* [Goal]:
For this exercise, repeat all of the material verbatim apart from its images.

* [Raw records]:
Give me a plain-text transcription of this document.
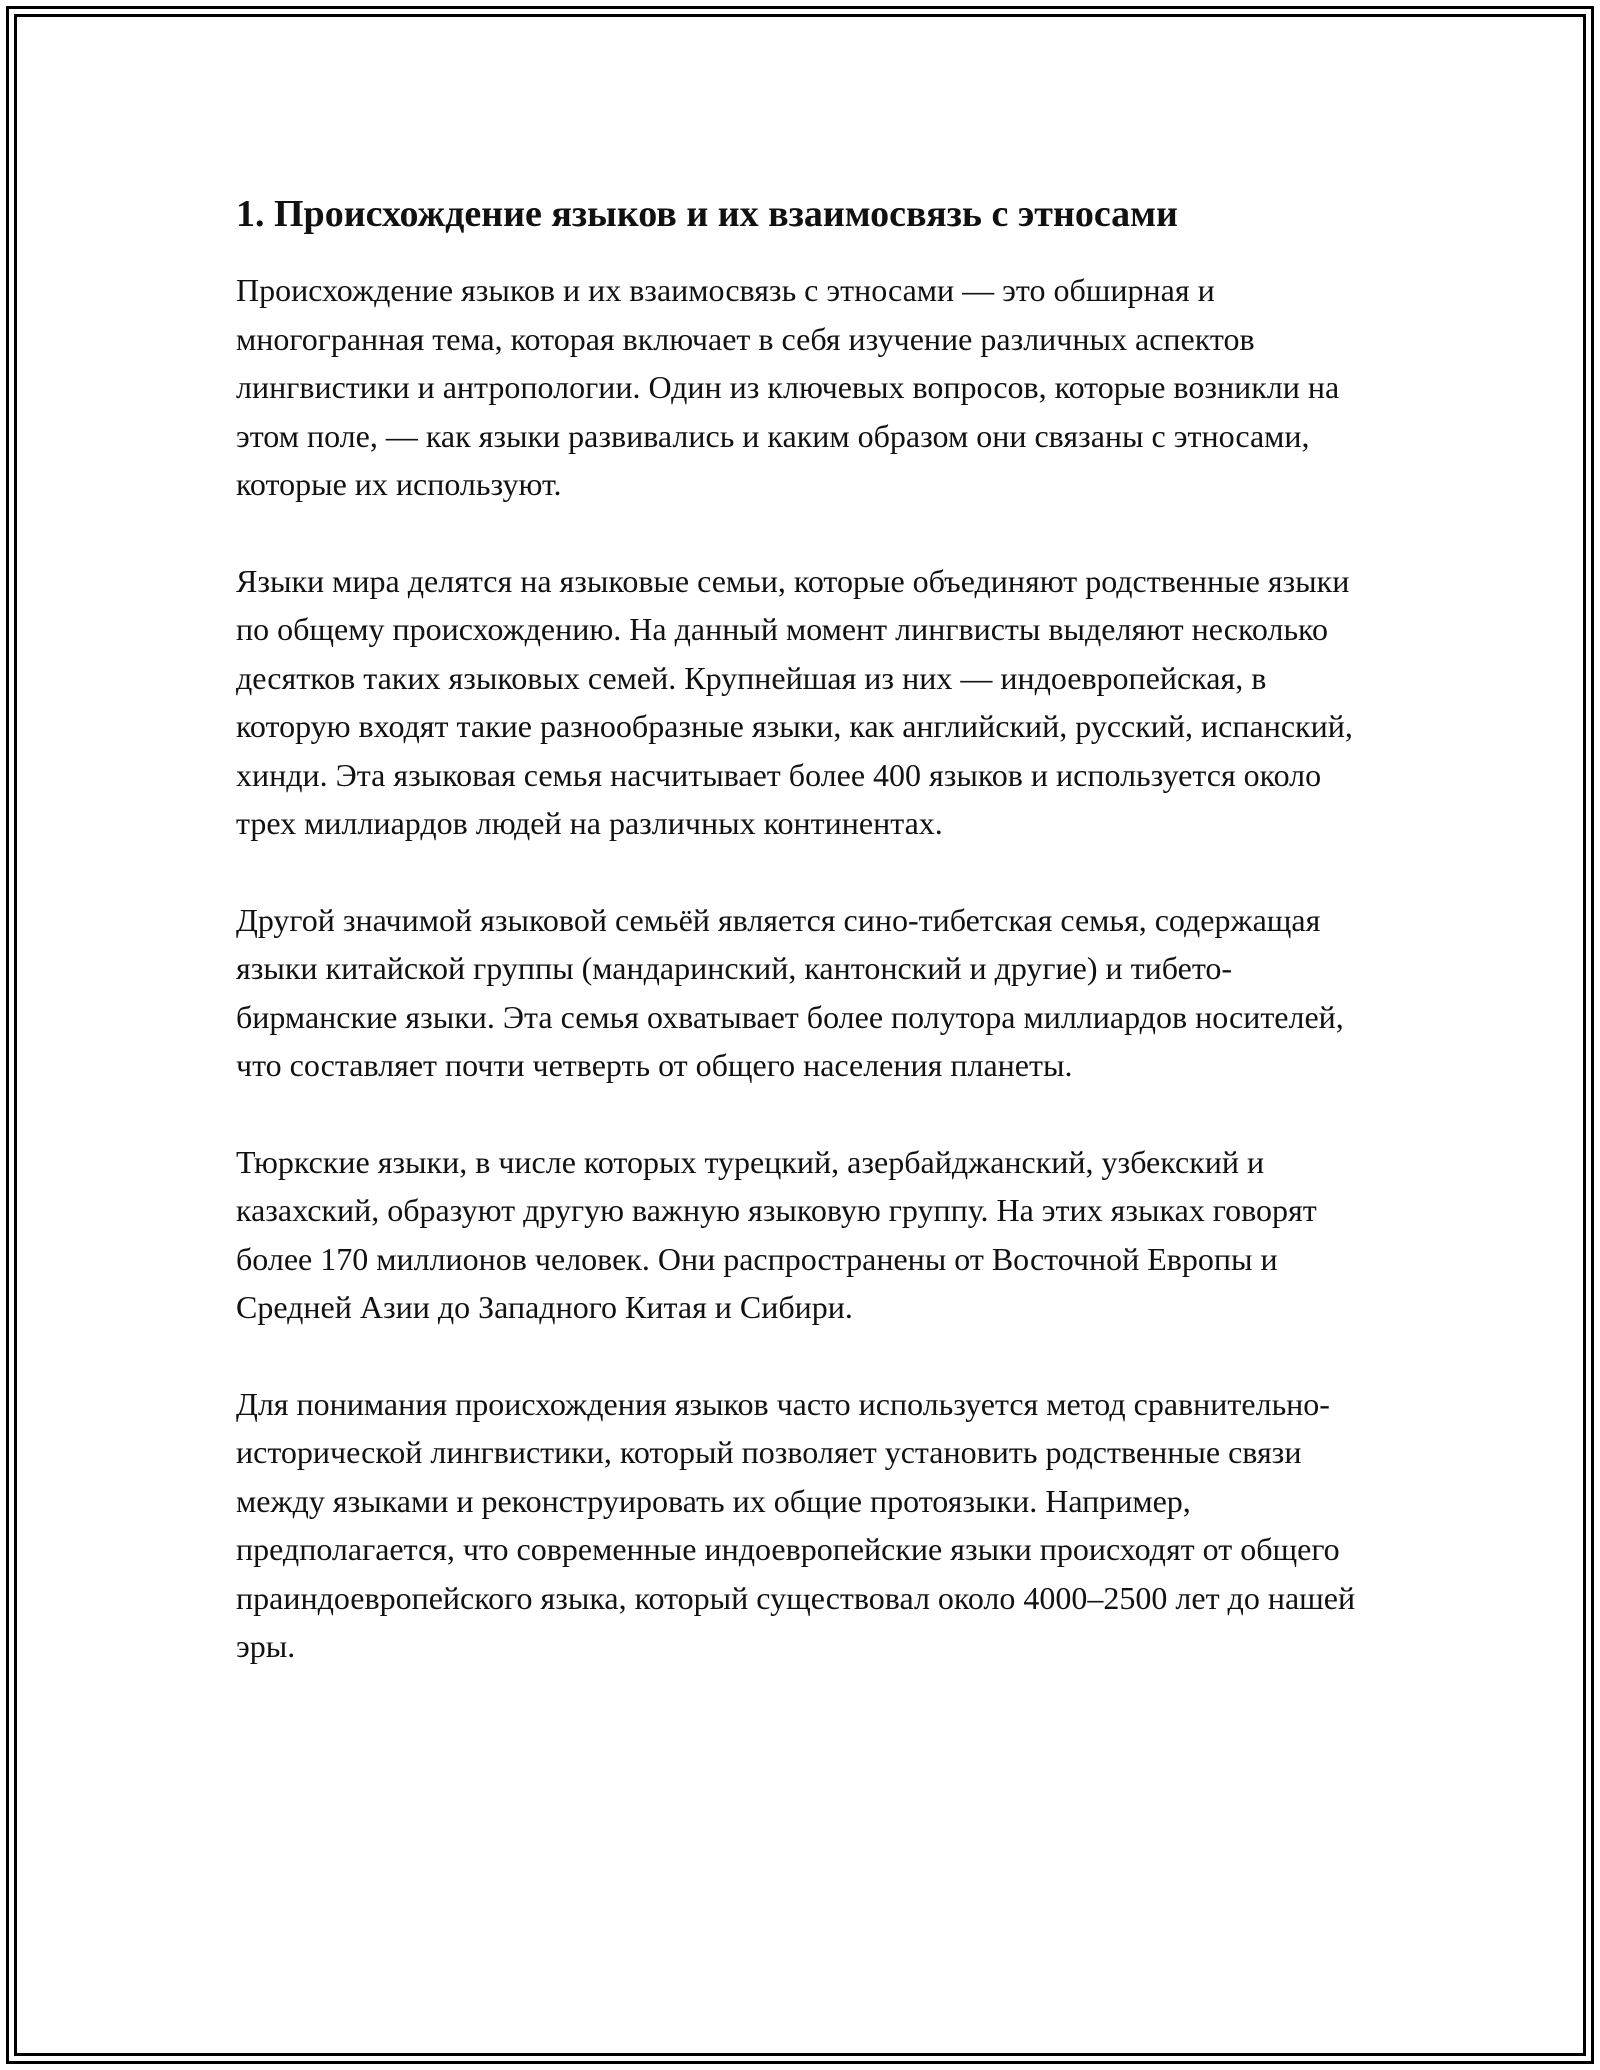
1. Происхождение языков и их взаимосвязь с этносами

Происхождение языков и их взаимосвязь с этносами — это обширная и многогранная тема, которая включает в себя изучение различных аспектов лингвистики и антропологии. Один из ключевых вопросов, которые возникли на этом поле, — как языки развивались и каким образом они связаны с этносами, которые их используют.

Языки мира делятся на языковые семьи, которые объединяют родственные языки по общему происхождению. На данный момент лингвисты выделяют несколько десятков таких языковых семей. Крупнейшая из них — индоевропейская, в которую входят такие разнообразные языки, как английский, русский, испанский, хинди. Эта языковая семья насчитывает более 400 языков и используется около трех миллиардов людей на различных континентах.

Другой значимой языковой семьёй является сино-тибетская семья, содержащая языки китайской группы (мандаринский, кантонский и другие) и тибето-бирманские языки. Эта семья охватывает более полутора миллиардов носителей, что составляет почти четверть от общего населения планеты.

Тюркские языки, в числе которых турецкий, азербайджанский, узбекский и казахский, образуют другую важную языковую группу. На этих языках говорят более 170 миллионов человек. Они распространены от Восточной Европы и Средней Азии до Западного Китая и Сибири.

Для понимания происхождения языков часто используется метод сравнительно-исторической лингвистики, который позволяет установить родственные связи между языками и реконструировать их общие протоязыки. Например, предполагается, что современные индоевропейские языки происходят от общего праиндоевропейского языка, который существовал около 4000–2500 лет до нашей эры.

* [Exercise response]:
Give me a plain-text transcription of this document.
1. Происхождение языков и их взаимосвязь с этносами

Происхождение языков и их взаимосвязь с этносами — это обширная и многогранная тема, которая включает в себя изучение различных аспектов лингвистики и антропологии. Один из ключевых вопросов, которые возникли на этом поле, — как языки развивались и каким образом они связаны с этносами, которые их используют.

Языки мира делятся на языковые семьи, которые объединяют родственные языки по общему происхождению. На данный момент лингвисты выделяют несколько десятков таких языковых семей. Крупнейшая из них — индоевропейская, в которую входят такие разнообразные языки, как английский, русский, испанский, хинди. Эта языковая семья насчитывает более 400 языков и используется около трех миллиардов людей на различных континентах.

Другой значимой языковой семьёй является сино-тибетская семья, содержащая языки китайской группы (мандаринский, кантонский и другие) и тибето-бирманские языки. Эта семья охватывает более полутора миллиардов носителей, что составляет почти четверть от общего населения планеты.

Тюркские языки, в числе которых турецкий, азербайджанский, узбекский и казахский, образуют другую важную языковую группу. На этих языках говорят более 170 миллионов человек. Они распространены от Восточной Европы и Средней Азии до Западного Китая и Сибири.

Для понимания происхождения языков часто используется метод сравнительно-исторической лингвистики, который позволяет установить родственные связи между языками и реконструировать их общие протоязыки. Например, предполагается, что современные индоевропейские языки происходят от общего праиндоевропейского языка, который существовал около 4000–2500 лет до нашей эры.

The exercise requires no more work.